begin
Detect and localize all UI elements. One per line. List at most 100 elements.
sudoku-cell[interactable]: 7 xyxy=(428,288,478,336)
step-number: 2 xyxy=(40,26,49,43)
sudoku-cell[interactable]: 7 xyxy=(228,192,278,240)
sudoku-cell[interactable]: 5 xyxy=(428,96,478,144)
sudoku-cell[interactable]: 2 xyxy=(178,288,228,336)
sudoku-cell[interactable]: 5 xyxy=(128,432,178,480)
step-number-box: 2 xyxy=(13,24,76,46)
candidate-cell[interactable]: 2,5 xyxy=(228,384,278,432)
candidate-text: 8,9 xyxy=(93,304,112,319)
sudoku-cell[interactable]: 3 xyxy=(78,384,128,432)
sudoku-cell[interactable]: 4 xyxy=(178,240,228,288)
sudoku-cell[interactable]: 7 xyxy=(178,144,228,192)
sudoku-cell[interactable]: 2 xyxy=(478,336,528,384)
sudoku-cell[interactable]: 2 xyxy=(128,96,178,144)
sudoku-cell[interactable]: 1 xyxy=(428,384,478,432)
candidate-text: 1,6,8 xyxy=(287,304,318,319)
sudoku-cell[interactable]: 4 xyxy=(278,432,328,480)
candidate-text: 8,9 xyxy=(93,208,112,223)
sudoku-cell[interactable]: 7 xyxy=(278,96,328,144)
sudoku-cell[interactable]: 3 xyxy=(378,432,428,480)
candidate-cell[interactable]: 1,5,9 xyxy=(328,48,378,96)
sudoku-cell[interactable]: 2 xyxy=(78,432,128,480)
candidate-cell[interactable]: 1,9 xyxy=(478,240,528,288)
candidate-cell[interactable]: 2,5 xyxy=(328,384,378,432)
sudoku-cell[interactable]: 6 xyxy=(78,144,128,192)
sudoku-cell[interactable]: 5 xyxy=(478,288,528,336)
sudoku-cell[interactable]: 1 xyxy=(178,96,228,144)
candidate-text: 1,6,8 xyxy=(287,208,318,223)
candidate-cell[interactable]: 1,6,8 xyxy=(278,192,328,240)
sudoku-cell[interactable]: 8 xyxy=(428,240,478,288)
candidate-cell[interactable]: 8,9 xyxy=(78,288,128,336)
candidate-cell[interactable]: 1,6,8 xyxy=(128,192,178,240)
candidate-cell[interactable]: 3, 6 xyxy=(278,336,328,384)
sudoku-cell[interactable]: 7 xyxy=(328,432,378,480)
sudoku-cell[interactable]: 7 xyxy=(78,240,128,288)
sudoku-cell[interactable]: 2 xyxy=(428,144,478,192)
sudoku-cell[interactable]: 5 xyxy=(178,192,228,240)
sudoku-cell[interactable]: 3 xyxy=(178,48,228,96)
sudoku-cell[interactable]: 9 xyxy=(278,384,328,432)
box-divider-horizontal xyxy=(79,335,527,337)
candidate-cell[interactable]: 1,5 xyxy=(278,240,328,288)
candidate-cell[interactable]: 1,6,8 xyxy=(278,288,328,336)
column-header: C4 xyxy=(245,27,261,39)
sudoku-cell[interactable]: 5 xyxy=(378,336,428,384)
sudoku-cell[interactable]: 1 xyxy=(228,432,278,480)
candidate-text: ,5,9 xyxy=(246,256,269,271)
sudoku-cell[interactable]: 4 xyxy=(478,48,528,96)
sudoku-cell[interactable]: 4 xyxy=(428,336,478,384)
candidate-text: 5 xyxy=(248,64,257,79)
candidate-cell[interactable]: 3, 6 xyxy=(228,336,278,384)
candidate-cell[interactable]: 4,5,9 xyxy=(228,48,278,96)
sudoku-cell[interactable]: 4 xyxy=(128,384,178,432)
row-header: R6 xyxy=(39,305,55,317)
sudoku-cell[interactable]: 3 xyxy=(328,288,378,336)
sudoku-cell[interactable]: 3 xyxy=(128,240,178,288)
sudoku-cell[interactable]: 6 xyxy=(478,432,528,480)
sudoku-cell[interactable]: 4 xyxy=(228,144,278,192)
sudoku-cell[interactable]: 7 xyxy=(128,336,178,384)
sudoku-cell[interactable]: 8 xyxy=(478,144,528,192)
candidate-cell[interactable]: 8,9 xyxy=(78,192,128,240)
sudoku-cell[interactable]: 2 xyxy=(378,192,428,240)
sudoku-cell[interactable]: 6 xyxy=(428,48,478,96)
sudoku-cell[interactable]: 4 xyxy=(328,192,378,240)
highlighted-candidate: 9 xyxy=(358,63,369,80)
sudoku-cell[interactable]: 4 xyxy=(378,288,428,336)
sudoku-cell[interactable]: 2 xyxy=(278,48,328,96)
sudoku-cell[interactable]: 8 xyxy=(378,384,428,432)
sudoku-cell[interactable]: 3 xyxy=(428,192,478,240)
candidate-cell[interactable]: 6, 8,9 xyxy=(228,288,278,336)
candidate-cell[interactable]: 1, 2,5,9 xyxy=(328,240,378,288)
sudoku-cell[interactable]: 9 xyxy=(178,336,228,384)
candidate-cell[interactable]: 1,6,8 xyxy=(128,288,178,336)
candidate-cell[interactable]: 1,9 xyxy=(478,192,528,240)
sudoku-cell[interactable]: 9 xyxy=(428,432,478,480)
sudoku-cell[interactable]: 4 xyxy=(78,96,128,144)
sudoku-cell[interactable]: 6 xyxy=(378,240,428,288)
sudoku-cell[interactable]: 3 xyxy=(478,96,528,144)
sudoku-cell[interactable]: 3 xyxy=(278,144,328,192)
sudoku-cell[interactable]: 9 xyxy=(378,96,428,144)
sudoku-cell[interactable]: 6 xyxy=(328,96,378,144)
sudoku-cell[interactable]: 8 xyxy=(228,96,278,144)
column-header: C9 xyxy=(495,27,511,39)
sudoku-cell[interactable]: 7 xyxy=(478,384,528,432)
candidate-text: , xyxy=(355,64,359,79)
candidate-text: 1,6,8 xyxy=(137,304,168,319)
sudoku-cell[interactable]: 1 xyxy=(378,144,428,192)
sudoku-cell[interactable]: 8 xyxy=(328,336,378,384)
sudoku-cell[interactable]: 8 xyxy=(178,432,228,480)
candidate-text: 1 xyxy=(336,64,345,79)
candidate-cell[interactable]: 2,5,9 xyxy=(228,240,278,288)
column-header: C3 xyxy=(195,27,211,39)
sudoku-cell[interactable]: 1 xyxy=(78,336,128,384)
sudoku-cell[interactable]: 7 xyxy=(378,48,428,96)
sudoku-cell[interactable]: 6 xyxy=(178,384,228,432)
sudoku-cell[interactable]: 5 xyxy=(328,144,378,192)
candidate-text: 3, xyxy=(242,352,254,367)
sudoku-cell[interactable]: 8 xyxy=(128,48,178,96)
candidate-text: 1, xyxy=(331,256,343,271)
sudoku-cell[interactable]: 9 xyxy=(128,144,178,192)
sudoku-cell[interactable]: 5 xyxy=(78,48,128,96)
end
» **REQUIRED WORK**
Rename "candidate-text" to "candidate-label" wherever it occurs in the items, and give all the items again with nothing else changed.

» **FULL SOLUTION**
Detect and localize all UI elements. One per line. List at most 100 elements.
sudoku-cell[interactable]: 7 xyxy=(428,288,478,336)
step-number: 2 xyxy=(40,26,49,43)
sudoku-cell[interactable]: 7 xyxy=(228,192,278,240)
sudoku-cell[interactable]: 5 xyxy=(428,96,478,144)
sudoku-cell[interactable]: 2 xyxy=(178,288,228,336)
sudoku-cell[interactable]: 5 xyxy=(128,432,178,480)
step-number-box: 2 xyxy=(13,24,76,46)
candidate-cell[interactable]: 2,5 xyxy=(228,384,278,432)
candidate-label: 8,9 xyxy=(93,304,112,319)
sudoku-cell[interactable]: 3 xyxy=(78,384,128,432)
sudoku-cell[interactable]: 4 xyxy=(178,240,228,288)
sudoku-cell[interactable]: 7 xyxy=(178,144,228,192)
sudoku-cell[interactable]: 2 xyxy=(478,336,528,384)
sudoku-cell[interactable]: 2 xyxy=(128,96,178,144)
sudoku-cell[interactable]: 1 xyxy=(428,384,478,432)
candidate-label: 1,6,8 xyxy=(287,304,318,319)
sudoku-cell[interactable]: 4 xyxy=(278,432,328,480)
candidate-label: 8,9 xyxy=(93,208,112,223)
sudoku-cell[interactable]: 7 xyxy=(278,96,328,144)
sudoku-cell[interactable]: 3 xyxy=(378,432,428,480)
candidate-cell[interactable]: 1,5,9 xyxy=(328,48,378,96)
sudoku-cell[interactable]: 2 xyxy=(78,432,128,480)
candidate-cell[interactable]: 1,9 xyxy=(478,240,528,288)
candidate-cell[interactable]: 2,5 xyxy=(328,384,378,432)
sudoku-cell[interactable]: 6 xyxy=(78,144,128,192)
sudoku-cell[interactable]: 5 xyxy=(478,288,528,336)
sudoku-cell[interactable]: 1 xyxy=(178,96,228,144)
candidate-label: 1,6,8 xyxy=(287,208,318,223)
candidate-cell[interactable]: 1,6,8 xyxy=(278,192,328,240)
sudoku-cell[interactable]: 8 xyxy=(428,240,478,288)
candidate-cell[interactable]: 8,9 xyxy=(78,288,128,336)
candidate-cell[interactable]: 1,6,8 xyxy=(128,192,178,240)
candidate-cell[interactable]: 3, 6 xyxy=(278,336,328,384)
sudoku-cell[interactable]: 7 xyxy=(328,432,378,480)
sudoku-cell[interactable]: 7 xyxy=(78,240,128,288)
sudoku-cell[interactable]: 2 xyxy=(428,144,478,192)
sudoku-cell[interactable]: 5 xyxy=(178,192,228,240)
sudoku-cell[interactable]: 3 xyxy=(178,48,228,96)
sudoku-cell[interactable]: 9 xyxy=(278,384,328,432)
box-divider-horizontal xyxy=(79,335,527,337)
candidate-cell[interactable]: 1,5 xyxy=(278,240,328,288)
candidate-cell[interactable]: 1,6,8 xyxy=(278,288,328,336)
column-header: C4 xyxy=(245,27,261,39)
sudoku-cell[interactable]: 5 xyxy=(378,336,428,384)
sudoku-cell[interactable]: 1 xyxy=(228,432,278,480)
candidate-label: ,5,9 xyxy=(246,256,269,271)
sudoku-cell[interactable]: 4 xyxy=(478,48,528,96)
sudoku-cell[interactable]: 4 xyxy=(428,336,478,384)
candidate-label: 5 xyxy=(248,64,257,79)
candidate-cell[interactable]: 3, 6 xyxy=(228,336,278,384)
candidate-cell[interactable]: 4,5,9 xyxy=(228,48,278,96)
sudoku-cell[interactable]: 4 xyxy=(128,384,178,432)
row-header: R6 xyxy=(39,305,55,317)
sudoku-cell[interactable]: 3 xyxy=(328,288,378,336)
sudoku-cell[interactable]: 3 xyxy=(128,240,178,288)
sudoku-cell[interactable]: 6 xyxy=(478,432,528,480)
sudoku-cell[interactable]: 4 xyxy=(228,144,278,192)
sudoku-cell[interactable]: 7 xyxy=(128,336,178,384)
sudoku-cell[interactable]: 8 xyxy=(478,144,528,192)
candidate-cell[interactable]: 8,9 xyxy=(78,192,128,240)
sudoku-cell[interactable]: 2 xyxy=(378,192,428,240)
sudoku-cell[interactable]: 6 xyxy=(428,48,478,96)
sudoku-cell[interactable]: 4 xyxy=(328,192,378,240)
highlighted-candidate: 9 xyxy=(358,63,369,80)
sudoku-cell[interactable]: 4 xyxy=(378,288,428,336)
sudoku-cell[interactable]: 2 xyxy=(278,48,328,96)
sudoku-cell[interactable]: 8 xyxy=(378,384,428,432)
sudoku-cell[interactable]: 3 xyxy=(428,192,478,240)
candidate-cell[interactable]: 6, 8,9 xyxy=(228,288,278,336)
candidate-cell[interactable]: 1, 2,5,9 xyxy=(328,240,378,288)
sudoku-cell[interactable]: 9 xyxy=(178,336,228,384)
candidate-cell[interactable]: 1,6,8 xyxy=(128,288,178,336)
candidate-cell[interactable]: 1,9 xyxy=(478,192,528,240)
sudoku-cell[interactable]: 9 xyxy=(428,432,478,480)
sudoku-cell[interactable]: 4 xyxy=(78,96,128,144)
sudoku-cell[interactable]: 6 xyxy=(378,240,428,288)
sudoku-cell[interactable]: 3 xyxy=(478,96,528,144)
sudoku-cell[interactable]: 3 xyxy=(278,144,328,192)
sudoku-cell[interactable]: 9 xyxy=(378,96,428,144)
sudoku-cell[interactable]: 6 xyxy=(328,96,378,144)
sudoku-cell[interactable]: 8 xyxy=(228,96,278,144)
column-header: C9 xyxy=(495,27,511,39)
sudoku-cell[interactable]: 7 xyxy=(478,384,528,432)
candidate-label: , xyxy=(355,64,359,79)
candidate-label: 1,6,8 xyxy=(137,304,168,319)
sudoku-cell[interactable]: 1 xyxy=(378,144,428,192)
sudoku-cell[interactable]: 8 xyxy=(328,336,378,384)
sudoku-cell[interactable]: 8 xyxy=(178,432,228,480)
candidate-label: 1 xyxy=(336,64,345,79)
candidate-cell[interactable]: 2,5,9 xyxy=(228,240,278,288)
column-header: C3 xyxy=(195,27,211,39)
sudoku-cell[interactable]: 1 xyxy=(78,336,128,384)
sudoku-cell[interactable]: 7 xyxy=(378,48,428,96)
sudoku-cell[interactable]: 6 xyxy=(178,384,228,432)
sudoku-cell[interactable]: 5 xyxy=(328,144,378,192)
candidate-label: 3, xyxy=(242,352,254,367)
sudoku-cell[interactable]: 8 xyxy=(128,48,178,96)
candidate-label: 1, xyxy=(331,256,343,271)
sudoku-cell[interactable]: 9 xyxy=(128,144,178,192)
sudoku-cell[interactable]: 5 xyxy=(78,48,128,96)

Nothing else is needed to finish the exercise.